Short task: All lines in the data bearing the string "Magasin" should be identified and copied.

BEGIN Record excerpts

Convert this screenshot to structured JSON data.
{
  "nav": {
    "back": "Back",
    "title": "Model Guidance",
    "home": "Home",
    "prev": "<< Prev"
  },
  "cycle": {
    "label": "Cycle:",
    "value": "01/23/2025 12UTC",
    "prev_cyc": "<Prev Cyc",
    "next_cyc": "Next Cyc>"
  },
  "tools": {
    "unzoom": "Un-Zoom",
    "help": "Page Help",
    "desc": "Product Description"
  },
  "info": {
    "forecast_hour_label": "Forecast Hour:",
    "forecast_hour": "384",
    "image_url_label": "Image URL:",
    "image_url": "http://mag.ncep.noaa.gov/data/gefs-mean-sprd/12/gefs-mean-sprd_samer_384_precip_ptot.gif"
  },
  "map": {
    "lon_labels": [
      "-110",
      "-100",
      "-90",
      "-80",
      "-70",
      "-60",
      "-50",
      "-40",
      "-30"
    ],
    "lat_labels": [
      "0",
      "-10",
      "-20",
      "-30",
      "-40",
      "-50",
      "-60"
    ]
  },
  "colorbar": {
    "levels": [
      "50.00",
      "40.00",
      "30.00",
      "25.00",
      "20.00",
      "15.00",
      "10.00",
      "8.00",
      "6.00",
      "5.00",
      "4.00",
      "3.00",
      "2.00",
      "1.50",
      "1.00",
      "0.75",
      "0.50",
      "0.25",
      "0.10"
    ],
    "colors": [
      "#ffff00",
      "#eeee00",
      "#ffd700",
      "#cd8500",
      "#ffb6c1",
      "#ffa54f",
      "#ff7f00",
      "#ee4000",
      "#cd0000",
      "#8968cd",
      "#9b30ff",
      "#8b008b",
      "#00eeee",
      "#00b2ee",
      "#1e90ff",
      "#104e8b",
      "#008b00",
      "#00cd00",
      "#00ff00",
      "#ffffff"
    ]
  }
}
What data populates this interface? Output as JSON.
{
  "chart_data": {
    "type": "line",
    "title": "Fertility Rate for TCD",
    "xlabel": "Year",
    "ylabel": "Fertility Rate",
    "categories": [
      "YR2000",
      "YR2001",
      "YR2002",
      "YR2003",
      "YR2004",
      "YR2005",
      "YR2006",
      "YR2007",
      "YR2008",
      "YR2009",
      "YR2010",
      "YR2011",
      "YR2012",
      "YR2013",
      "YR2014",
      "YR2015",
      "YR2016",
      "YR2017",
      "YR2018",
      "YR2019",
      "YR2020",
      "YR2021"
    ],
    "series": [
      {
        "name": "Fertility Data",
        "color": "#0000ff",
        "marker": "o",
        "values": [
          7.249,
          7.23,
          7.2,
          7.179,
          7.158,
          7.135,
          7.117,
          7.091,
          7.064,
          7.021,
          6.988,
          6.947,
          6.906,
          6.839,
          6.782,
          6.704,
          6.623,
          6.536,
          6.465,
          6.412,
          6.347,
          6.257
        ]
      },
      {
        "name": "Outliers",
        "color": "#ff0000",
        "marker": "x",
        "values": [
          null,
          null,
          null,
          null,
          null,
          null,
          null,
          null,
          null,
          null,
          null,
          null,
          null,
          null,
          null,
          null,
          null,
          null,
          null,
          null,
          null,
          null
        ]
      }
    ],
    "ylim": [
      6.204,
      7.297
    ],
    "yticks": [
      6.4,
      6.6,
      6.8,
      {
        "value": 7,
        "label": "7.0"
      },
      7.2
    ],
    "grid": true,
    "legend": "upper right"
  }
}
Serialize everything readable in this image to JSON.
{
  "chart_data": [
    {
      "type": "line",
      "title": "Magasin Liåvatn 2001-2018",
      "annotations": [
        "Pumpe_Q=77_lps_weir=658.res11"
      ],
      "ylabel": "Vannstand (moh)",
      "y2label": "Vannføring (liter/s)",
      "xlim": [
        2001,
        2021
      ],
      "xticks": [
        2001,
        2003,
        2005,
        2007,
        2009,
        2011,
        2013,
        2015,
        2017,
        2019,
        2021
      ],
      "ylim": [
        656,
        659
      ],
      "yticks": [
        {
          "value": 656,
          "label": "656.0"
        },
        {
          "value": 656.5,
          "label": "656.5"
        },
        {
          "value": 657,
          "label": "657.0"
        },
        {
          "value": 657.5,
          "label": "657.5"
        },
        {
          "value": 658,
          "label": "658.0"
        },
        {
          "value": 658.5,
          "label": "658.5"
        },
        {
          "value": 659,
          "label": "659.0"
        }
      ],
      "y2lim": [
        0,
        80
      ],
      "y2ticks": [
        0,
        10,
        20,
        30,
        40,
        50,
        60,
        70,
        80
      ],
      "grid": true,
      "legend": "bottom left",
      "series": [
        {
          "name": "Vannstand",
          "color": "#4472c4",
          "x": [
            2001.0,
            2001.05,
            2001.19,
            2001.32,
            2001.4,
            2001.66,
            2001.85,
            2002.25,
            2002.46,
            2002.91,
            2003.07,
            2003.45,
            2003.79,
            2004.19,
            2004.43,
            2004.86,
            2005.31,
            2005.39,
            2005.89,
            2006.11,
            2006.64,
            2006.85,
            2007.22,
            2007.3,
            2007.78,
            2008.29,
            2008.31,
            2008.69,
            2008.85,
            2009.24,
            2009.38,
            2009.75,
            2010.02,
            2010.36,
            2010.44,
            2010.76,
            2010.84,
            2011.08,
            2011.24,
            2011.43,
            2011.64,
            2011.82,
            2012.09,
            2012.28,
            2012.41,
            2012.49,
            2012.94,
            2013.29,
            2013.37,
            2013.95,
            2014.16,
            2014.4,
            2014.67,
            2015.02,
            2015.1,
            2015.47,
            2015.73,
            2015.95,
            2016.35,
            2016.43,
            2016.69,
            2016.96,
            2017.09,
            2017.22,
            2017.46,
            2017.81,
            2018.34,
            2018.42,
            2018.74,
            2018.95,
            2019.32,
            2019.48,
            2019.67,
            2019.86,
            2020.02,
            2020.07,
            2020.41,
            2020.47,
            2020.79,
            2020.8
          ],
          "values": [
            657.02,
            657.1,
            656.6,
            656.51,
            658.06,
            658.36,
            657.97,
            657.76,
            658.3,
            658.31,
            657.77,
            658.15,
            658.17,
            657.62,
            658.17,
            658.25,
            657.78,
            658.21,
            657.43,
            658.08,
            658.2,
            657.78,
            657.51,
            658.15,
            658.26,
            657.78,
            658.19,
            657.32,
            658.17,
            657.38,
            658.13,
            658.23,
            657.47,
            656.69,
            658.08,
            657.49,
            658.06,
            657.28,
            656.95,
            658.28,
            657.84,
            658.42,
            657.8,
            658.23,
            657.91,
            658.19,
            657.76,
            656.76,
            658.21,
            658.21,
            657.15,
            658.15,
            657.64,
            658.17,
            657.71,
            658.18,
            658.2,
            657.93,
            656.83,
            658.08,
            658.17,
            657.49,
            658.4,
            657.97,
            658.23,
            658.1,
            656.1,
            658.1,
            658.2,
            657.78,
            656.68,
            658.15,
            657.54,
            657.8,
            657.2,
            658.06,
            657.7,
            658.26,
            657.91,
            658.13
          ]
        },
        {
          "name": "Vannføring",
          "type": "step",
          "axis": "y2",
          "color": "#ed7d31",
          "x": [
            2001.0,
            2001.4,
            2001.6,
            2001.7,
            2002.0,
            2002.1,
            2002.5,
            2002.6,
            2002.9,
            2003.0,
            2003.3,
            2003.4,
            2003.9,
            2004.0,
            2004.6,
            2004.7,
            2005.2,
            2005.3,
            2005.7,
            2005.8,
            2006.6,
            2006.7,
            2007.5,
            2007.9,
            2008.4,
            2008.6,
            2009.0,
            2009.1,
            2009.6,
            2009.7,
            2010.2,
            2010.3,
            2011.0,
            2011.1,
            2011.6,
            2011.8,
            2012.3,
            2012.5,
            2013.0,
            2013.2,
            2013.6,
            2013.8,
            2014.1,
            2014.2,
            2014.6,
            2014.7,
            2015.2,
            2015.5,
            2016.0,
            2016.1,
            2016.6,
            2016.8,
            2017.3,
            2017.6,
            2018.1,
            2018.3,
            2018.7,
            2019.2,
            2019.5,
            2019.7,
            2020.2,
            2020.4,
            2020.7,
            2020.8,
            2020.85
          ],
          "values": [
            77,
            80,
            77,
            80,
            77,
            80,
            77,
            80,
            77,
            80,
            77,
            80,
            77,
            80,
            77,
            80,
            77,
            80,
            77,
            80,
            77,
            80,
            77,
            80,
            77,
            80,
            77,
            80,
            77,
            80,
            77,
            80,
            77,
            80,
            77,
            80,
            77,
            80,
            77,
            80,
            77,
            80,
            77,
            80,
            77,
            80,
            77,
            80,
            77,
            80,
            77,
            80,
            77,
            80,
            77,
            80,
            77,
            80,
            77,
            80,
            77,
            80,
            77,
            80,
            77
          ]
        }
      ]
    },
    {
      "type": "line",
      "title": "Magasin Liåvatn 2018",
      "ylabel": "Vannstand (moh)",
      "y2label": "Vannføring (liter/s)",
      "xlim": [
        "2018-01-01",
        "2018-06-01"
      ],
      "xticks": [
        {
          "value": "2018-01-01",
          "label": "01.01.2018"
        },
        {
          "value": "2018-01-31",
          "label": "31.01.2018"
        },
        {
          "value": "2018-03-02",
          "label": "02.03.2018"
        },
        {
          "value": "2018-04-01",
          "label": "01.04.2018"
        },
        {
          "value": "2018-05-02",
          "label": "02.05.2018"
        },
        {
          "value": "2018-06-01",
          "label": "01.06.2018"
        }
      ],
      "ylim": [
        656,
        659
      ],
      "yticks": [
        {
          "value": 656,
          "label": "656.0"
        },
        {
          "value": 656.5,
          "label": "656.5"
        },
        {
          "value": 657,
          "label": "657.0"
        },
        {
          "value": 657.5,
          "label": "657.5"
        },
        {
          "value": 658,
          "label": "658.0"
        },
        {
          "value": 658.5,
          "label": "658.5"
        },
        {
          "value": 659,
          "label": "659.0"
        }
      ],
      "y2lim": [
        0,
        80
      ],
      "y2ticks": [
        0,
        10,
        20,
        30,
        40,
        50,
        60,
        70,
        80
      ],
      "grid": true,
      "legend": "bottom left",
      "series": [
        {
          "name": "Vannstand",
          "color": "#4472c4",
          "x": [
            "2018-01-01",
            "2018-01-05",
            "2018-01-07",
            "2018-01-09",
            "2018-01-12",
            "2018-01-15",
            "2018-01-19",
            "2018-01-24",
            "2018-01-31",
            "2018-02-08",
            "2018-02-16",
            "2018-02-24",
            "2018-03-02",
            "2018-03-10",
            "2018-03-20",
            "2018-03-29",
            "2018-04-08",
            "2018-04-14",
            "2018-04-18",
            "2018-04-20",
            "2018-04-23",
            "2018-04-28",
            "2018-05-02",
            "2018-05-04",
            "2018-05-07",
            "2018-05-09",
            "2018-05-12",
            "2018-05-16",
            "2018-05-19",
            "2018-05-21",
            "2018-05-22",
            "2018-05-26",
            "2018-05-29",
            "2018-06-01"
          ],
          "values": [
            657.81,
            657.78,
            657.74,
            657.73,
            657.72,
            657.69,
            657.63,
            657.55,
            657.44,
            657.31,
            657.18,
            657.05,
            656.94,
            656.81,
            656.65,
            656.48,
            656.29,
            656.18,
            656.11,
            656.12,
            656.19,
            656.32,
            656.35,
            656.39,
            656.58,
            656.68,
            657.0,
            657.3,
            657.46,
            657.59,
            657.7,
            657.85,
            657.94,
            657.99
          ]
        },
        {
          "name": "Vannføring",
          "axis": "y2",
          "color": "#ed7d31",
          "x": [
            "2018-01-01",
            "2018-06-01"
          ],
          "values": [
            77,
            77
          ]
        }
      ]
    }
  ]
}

END Record excerpts

Worked solution:
      "title": "Magasin Liåvatn 2001-2018",
      "title": "Magasin Liåvatn 2018",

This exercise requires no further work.